- **WHAT TO PRODUCE**: Reproduce verbatim the lines of the entries, starting with the first line and ending with the line that contains "- chart-frame: [12, 10, 1557, 817]", with both lines included.

━━━━

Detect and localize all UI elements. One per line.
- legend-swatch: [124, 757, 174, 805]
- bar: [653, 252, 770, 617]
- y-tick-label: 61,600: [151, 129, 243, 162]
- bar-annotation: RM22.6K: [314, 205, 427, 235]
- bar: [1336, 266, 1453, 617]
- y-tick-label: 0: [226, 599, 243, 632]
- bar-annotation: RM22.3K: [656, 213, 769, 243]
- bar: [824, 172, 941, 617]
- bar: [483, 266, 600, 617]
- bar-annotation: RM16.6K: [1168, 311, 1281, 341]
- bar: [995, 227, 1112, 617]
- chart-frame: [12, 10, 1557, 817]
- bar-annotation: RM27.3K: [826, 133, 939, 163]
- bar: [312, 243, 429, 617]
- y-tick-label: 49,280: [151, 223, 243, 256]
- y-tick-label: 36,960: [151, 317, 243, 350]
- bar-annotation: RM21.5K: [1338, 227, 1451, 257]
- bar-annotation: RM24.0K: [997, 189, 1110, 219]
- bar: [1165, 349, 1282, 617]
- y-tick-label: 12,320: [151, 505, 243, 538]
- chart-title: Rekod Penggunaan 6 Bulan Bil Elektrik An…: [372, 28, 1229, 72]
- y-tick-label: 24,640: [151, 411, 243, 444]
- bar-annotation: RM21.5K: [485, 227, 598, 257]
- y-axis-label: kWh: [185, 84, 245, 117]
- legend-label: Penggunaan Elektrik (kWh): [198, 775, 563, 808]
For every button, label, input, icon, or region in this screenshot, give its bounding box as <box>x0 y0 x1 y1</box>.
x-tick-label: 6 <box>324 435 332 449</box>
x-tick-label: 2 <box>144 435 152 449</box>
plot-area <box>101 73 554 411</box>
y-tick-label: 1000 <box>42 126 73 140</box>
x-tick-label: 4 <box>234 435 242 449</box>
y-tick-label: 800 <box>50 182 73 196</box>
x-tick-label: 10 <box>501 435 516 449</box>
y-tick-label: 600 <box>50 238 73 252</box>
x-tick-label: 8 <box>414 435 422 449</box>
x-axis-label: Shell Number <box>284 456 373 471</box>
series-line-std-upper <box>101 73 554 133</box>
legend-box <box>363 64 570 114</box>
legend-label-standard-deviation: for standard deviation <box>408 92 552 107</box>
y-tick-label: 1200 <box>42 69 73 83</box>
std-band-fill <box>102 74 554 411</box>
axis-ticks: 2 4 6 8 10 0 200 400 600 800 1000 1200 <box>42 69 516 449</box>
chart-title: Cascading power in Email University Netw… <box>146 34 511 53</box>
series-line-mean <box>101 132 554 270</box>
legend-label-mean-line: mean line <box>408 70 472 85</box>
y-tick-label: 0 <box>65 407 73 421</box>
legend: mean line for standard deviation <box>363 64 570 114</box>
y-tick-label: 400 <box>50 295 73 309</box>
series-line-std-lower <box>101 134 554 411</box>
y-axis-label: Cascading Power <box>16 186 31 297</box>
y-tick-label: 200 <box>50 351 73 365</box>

━━━━

- **OUTPUT FOR THIS TASK**:
Detect and localize all UI elements. One per line.
- legend-swatch: [124, 757, 174, 805]
- bar: [653, 252, 770, 617]
- y-tick-label: 61,600: [151, 129, 243, 162]
- bar-annotation: RM22.6K: [314, 205, 427, 235]
- bar: [1336, 266, 1453, 617]
- y-tick-label: 0: [226, 599, 243, 632]
- bar-annotation: RM22.3K: [656, 213, 769, 243]
- bar: [824, 172, 941, 617]
- bar: [483, 266, 600, 617]
- bar-annotation: RM16.6K: [1168, 311, 1281, 341]
- bar: [995, 227, 1112, 617]
- chart-frame: [12, 10, 1557, 817]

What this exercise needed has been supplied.